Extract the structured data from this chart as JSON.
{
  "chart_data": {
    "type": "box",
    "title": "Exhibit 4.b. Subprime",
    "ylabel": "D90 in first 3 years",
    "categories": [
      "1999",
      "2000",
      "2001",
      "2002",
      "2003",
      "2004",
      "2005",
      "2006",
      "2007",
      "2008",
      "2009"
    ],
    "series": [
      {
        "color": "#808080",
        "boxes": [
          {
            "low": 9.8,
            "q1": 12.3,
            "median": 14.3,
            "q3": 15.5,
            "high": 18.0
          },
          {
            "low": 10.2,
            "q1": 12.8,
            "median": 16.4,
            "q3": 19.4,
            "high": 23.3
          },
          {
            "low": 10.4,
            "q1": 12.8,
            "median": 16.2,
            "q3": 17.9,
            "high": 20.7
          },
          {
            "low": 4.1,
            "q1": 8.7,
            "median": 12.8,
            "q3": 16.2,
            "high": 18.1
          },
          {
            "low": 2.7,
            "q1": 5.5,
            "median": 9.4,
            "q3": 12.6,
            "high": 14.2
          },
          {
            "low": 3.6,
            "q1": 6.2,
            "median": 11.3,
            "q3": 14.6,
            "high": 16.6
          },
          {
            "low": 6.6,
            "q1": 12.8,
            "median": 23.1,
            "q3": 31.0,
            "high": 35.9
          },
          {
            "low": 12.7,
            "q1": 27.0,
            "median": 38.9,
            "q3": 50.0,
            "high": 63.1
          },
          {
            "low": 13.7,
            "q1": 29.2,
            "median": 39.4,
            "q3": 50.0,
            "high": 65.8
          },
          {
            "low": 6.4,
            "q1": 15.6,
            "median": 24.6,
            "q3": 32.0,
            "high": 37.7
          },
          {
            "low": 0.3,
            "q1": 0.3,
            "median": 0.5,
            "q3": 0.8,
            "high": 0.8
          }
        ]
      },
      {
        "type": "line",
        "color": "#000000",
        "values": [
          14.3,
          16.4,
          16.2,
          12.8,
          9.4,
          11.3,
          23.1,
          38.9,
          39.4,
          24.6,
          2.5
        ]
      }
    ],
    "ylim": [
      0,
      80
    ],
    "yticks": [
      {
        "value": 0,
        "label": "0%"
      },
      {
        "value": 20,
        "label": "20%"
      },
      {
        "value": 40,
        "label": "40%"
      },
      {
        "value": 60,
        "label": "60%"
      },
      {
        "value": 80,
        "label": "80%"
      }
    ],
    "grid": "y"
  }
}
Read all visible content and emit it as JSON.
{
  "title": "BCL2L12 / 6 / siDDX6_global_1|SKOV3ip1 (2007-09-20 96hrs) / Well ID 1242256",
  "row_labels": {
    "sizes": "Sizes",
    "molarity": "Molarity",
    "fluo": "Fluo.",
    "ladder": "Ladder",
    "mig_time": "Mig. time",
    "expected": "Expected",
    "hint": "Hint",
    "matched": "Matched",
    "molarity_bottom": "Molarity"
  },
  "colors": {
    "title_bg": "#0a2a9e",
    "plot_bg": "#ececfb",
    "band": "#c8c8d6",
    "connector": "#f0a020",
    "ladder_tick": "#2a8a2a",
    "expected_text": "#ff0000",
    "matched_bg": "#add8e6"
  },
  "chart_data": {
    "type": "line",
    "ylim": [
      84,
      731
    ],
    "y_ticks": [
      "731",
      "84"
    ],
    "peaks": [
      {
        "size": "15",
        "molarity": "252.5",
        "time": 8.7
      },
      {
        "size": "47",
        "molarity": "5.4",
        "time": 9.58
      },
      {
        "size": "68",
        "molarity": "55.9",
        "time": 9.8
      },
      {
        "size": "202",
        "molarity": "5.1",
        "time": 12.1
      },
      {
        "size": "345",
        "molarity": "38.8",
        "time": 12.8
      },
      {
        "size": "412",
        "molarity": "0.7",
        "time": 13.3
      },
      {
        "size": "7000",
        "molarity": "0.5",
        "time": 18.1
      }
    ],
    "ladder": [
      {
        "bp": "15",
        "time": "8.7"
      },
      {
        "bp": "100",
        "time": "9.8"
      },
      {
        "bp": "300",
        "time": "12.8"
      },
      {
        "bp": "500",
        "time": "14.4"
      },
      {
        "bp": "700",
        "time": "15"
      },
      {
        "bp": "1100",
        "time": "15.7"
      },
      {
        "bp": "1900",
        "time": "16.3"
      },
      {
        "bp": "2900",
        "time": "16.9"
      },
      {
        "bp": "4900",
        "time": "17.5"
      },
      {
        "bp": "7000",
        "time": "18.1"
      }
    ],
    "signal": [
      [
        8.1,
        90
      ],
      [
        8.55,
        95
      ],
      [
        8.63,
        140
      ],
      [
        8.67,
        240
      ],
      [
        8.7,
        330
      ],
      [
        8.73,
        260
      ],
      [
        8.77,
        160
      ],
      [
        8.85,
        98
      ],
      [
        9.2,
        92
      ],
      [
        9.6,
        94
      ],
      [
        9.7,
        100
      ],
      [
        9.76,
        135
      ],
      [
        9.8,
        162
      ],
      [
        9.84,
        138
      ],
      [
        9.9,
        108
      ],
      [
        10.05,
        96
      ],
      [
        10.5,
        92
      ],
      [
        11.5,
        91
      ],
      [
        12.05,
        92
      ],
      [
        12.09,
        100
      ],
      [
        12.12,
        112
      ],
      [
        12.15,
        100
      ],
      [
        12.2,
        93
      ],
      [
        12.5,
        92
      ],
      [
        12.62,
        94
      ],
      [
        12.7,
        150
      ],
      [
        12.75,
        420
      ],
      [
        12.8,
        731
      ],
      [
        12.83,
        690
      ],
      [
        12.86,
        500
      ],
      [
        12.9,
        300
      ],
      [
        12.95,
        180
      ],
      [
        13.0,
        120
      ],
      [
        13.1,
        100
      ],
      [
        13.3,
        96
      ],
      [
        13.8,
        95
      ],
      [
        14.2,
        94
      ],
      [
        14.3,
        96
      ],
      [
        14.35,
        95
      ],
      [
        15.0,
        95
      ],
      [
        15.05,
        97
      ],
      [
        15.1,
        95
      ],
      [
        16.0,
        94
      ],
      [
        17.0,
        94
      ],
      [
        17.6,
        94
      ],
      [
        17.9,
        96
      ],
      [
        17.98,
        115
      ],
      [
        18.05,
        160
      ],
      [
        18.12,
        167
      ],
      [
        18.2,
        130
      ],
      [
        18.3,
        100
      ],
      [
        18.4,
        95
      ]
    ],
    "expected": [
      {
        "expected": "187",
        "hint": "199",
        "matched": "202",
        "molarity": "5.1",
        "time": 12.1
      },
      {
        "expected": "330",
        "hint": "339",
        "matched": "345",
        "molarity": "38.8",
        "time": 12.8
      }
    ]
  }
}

◆ **Set exercise**
Reproduce the listing above verbatim, from first line to last.

◆ **Answer**
Extract the structured data from this chart as JSON.
{
  "chart_data": {
    "type": "box",
    "title": "Exhibit 4.b. Subprime",
    "ylabel": "D90 in first 3 years",
    "categories": [
      "1999",
      "2000",
      "2001",
      "2002",
      "2003",
      "2004",
      "2005",
      "2006",
      "2007",
      "2008",
      "2009"
    ],
    "series": [
      {
        "color": "#808080",
        "boxes": [
          {
            "low": 9.8,
            "q1": 12.3,
            "median": 14.3,
            "q3": 15.5,
            "high": 18.0
          },
          {
            "low": 10.2,
            "q1": 12.8,
            "median": 16.4,
            "q3": 19.4,
            "high": 23.3
          },
          {
            "low": 10.4,
            "q1": 12.8,
            "median": 16.2,
            "q3": 17.9,
            "high": 20.7
          },
          {
            "low": 4.1,
            "q1": 8.7,
            "median": 12.8,
            "q3": 16.2,
            "high": 18.1
          },
          {
            "low": 2.7,
            "q1": 5.5,
            "median": 9.4,
            "q3": 12.6,
            "high": 14.2
          },
          {
            "low": 3.6,
            "q1": 6.2,
            "median": 11.3,
            "q3": 14.6,
            "high": 16.6
          },
          {
            "low": 6.6,
            "q1": 12.8,
            "median": 23.1,
            "q3": 31.0,
            "high": 35.9
          },
          {
            "low": 12.7,
            "q1": 27.0,
            "median": 38.9,
            "q3": 50.0,
            "high": 63.1
          },
          {
            "low": 13.7,
            "q1": 29.2,
            "median": 39.4,
            "q3": 50.0,
            "high": 65.8
          },
          {
            "low": 6.4,
            "q1": 15.6,
            "median": 24.6,
            "q3": 32.0,
            "high": 37.7
          },
          {
            "low": 0.3,
            "q1": 0.3,
            "median": 0.5,
            "q3": 0.8,
            "high": 0.8
          }
        ]
      },
      {
        "type": "line",
        "color": "#000000",
        "values": [
          14.3,
          16.4,
          16.2,
          12.8,
          9.4,
          11.3,
          23.1,
          38.9,
          39.4,
          24.6,
          2.5
        ]
      }
    ],
    "ylim": [
      0,
      80
    ],
    "yticks": [
      {
        "value": 0,
        "label": "0%"
      },
      {
        "value": 20,
        "label": "20%"
      },
      {
        "value": 40,
        "label": "40%"
      },
      {
        "value": 60,
        "label": "60%"
      },
      {
        "value": 80,
        "label": "80%"
      }
    ],
    "grid": "y"
  }
}
Read all visible content and emit it as JSON.
{
  "title": "BCL2L12 / 6 / siDDX6_global_1|SKOV3ip1 (2007-09-20 96hrs) / Well ID 1242256",
  "row_labels": {
    "sizes": "Sizes",
    "molarity": "Molarity",
    "fluo": "Fluo.",
    "ladder": "Ladder",
    "mig_time": "Mig. time",
    "expected": "Expected",
    "hint": "Hint",
    "matched": "Matched",
    "molarity_bottom": "Molarity"
  },
  "colors": {
    "title_bg": "#0a2a9e",
    "plot_bg": "#ececfb",
    "band": "#c8c8d6",
    "connector": "#f0a020",
    "ladder_tick": "#2a8a2a",
    "expected_text": "#ff0000",
    "matched_bg": "#add8e6"
  },
  "chart_data": {
    "type": "line",
    "ylim": [
      84,
      731
    ],
    "y_ticks": [
      "731",
      "84"
    ],
    "peaks": [
      {
        "size": "15",
        "molarity": "252.5",
        "time": 8.7
      },
      {
        "size": "47",
        "molarity": "5.4",
        "time": 9.58
      },
      {
        "size": "68",
        "molarity": "55.9",
        "time": 9.8
      },
      {
        "size": "202",
        "molarity": "5.1",
        "time": 12.1
      },
      {
        "size": "345",
        "molarity": "38.8",
        "time": 12.8
      },
      {
        "size": "412",
        "molarity": "0.7",
        "time": 13.3
      },
      {
        "size": "7000",
        "molarity": "0.5",
        "time": 18.1
      }
    ],
    "ladder": [
      {
        "bp": "15",
        "time": "8.7"
      },
      {
        "bp": "100",
        "time": "9.8"
      },
      {
        "bp": "300",
        "time": "12.8"
      },
      {
        "bp": "500",
        "time": "14.4"
      },
      {
        "bp": "700",
        "time": "15"
      },
      {
        "bp": "1100",
        "time": "15.7"
      },
      {
        "bp": "1900",
        "time": "16.3"
      },
      {
        "bp": "2900",
        "time": "16.9"
      },
      {
        "bp": "4900",
        "time": "17.5"
      },
      {
        "bp": "7000",
        "time": "18.1"
      }
    ],
    "signal": [
      [
        8.1,
        90
      ],
      [
        8.55,
        95
      ],
      [
        8.63,
        140
      ],
      [
        8.67,
        240
      ],
      [
        8.7,
        330
      ],
      [
        8.73,
        260
      ],
      [
        8.77,
        160
      ],
      [
        8.85,
        98
      ],
      [
        9.2,
        92
      ],
      [
        9.6,
        94
      ],
      [
        9.7,
        100
      ],
      [
        9.76,
        135
      ],
      [
        9.8,
        162
      ],
      [
        9.84,
        138
      ],
      [
        9.9,
        108
      ],
      [
        10.05,
        96
      ],
      [
        10.5,
        92
      ],
      [
        11.5,
        91
      ],
      [
        12.05,
        92
      ],
      [
        12.09,
        100
      ],
      [
        12.12,
        112
      ],
      [
        12.15,
        100
      ],
      [
        12.2,
        93
      ],
      [
        12.5,
        92
      ],
      [
        12.62,
        94
      ],
      [
        12.7,
        150
      ],
      [
        12.75,
        420
      ],
      [
        12.8,
        731
      ],
      [
        12.83,
        690
      ],
      [
        12.86,
        500
      ],
      [
        12.9,
        300
      ],
      [
        12.95,
        180
      ],
      [
        13.0,
        120
      ],
      [
        13.1,
        100
      ],
      [
        13.3,
        96
      ],
      [
        13.8,
        95
      ],
      [
        14.2,
        94
      ],
      [
        14.3,
        96
      ],
      [
        14.35,
        95
      ],
      [
        15.0,
        95
      ],
      [
        15.05,
        97
      ],
      [
        15.1,
        95
      ],
      [
        16.0,
        94
      ],
      [
        17.0,
        94
      ],
      [
        17.6,
        94
      ],
      [
        17.9,
        96
      ],
      [
        17.98,
        115
      ],
      [
        18.05,
        160
      ],
      [
        18.12,
        167
      ],
      [
        18.2,
        130
      ],
      [
        18.3,
        100
      ],
      [
        18.4,
        95
      ]
    ],
    "expected": [
      {
        "expected": "187",
        "hint": "199",
        "matched": "202",
        "molarity": "5.1",
        "time": 12.1
      },
      {
        "expected": "330",
        "hint": "339",
        "matched": "345",
        "molarity": "38.8",
        "time": 12.8
      }
    ]
  }
}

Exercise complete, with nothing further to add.